EXERCISE BRIEF:
Look for the string "businesses" and copy every line that has it.
--- INPUT ROWS ---
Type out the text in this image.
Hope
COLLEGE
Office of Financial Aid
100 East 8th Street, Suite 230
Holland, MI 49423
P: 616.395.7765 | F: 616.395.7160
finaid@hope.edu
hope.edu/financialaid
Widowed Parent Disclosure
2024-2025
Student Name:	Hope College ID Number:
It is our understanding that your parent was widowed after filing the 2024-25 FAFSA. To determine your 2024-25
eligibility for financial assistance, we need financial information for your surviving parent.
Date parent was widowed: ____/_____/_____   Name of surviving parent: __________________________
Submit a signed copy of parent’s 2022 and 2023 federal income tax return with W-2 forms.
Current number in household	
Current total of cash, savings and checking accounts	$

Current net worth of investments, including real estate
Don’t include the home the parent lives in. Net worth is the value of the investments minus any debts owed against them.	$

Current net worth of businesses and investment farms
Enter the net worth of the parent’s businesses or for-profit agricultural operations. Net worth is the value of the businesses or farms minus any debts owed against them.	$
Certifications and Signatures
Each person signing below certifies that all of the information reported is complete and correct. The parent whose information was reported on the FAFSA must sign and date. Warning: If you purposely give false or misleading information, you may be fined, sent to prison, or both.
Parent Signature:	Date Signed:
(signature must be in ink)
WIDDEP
---
--- INPUT ROWS ---
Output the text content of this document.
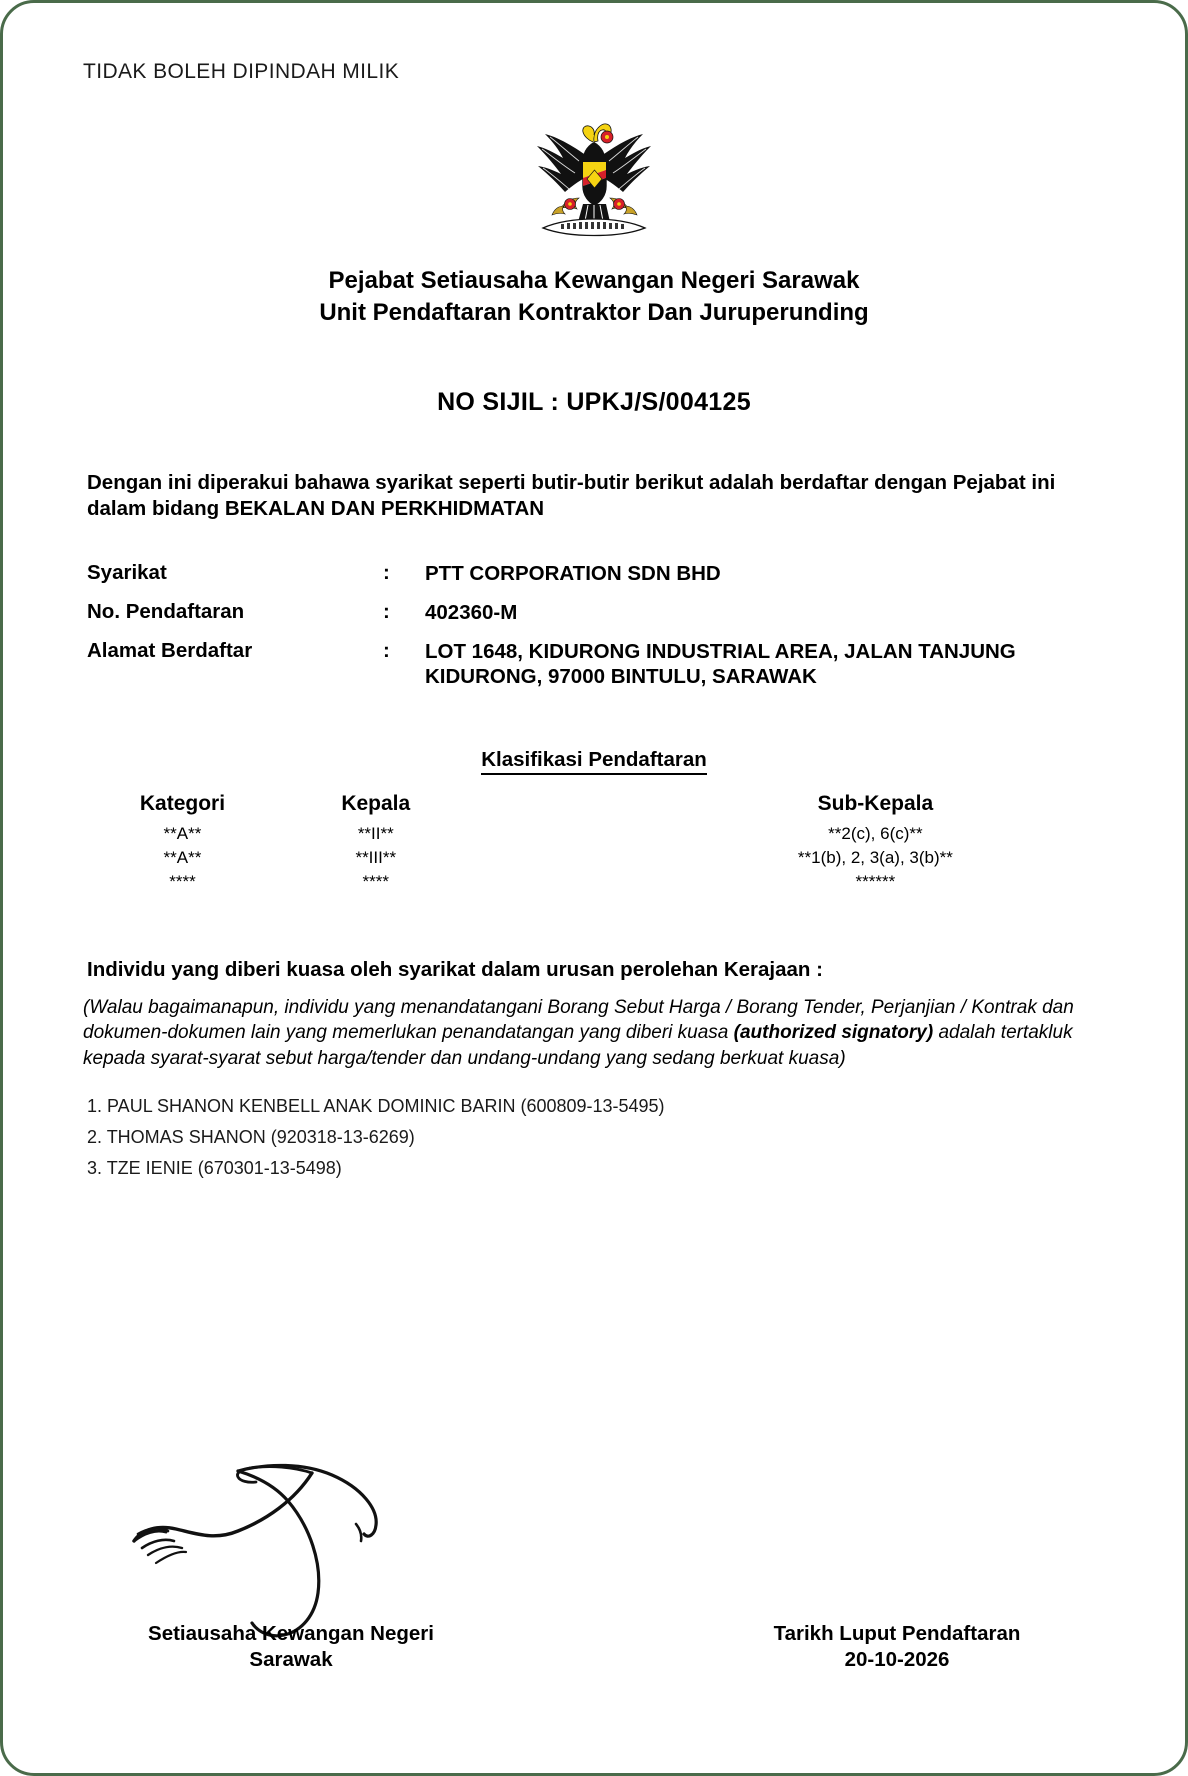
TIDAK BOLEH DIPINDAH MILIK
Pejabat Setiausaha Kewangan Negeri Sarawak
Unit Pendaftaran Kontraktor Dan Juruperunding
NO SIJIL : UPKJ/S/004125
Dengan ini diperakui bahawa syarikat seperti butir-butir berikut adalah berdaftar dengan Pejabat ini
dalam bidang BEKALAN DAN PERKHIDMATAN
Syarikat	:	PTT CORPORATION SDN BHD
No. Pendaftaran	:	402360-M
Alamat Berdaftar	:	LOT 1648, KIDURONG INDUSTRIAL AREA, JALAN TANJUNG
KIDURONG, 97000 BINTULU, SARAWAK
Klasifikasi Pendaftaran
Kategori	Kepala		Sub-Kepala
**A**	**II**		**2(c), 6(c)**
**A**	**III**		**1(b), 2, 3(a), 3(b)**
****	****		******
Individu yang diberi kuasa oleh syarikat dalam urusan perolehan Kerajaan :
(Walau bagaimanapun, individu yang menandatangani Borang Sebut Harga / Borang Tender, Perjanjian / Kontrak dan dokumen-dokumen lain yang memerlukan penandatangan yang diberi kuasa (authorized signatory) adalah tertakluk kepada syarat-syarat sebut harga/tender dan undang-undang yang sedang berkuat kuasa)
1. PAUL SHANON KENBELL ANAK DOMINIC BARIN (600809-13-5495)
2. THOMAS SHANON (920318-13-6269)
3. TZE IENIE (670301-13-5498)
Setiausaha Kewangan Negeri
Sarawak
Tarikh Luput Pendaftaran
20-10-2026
---
THE SOLUTION:
Current net worth of businesses and investment farms
Enter the net worth of the parent’s businesses or for-profit agricultural operations. Net worth is the value of the businesses or farms minus any debts owed against them.	$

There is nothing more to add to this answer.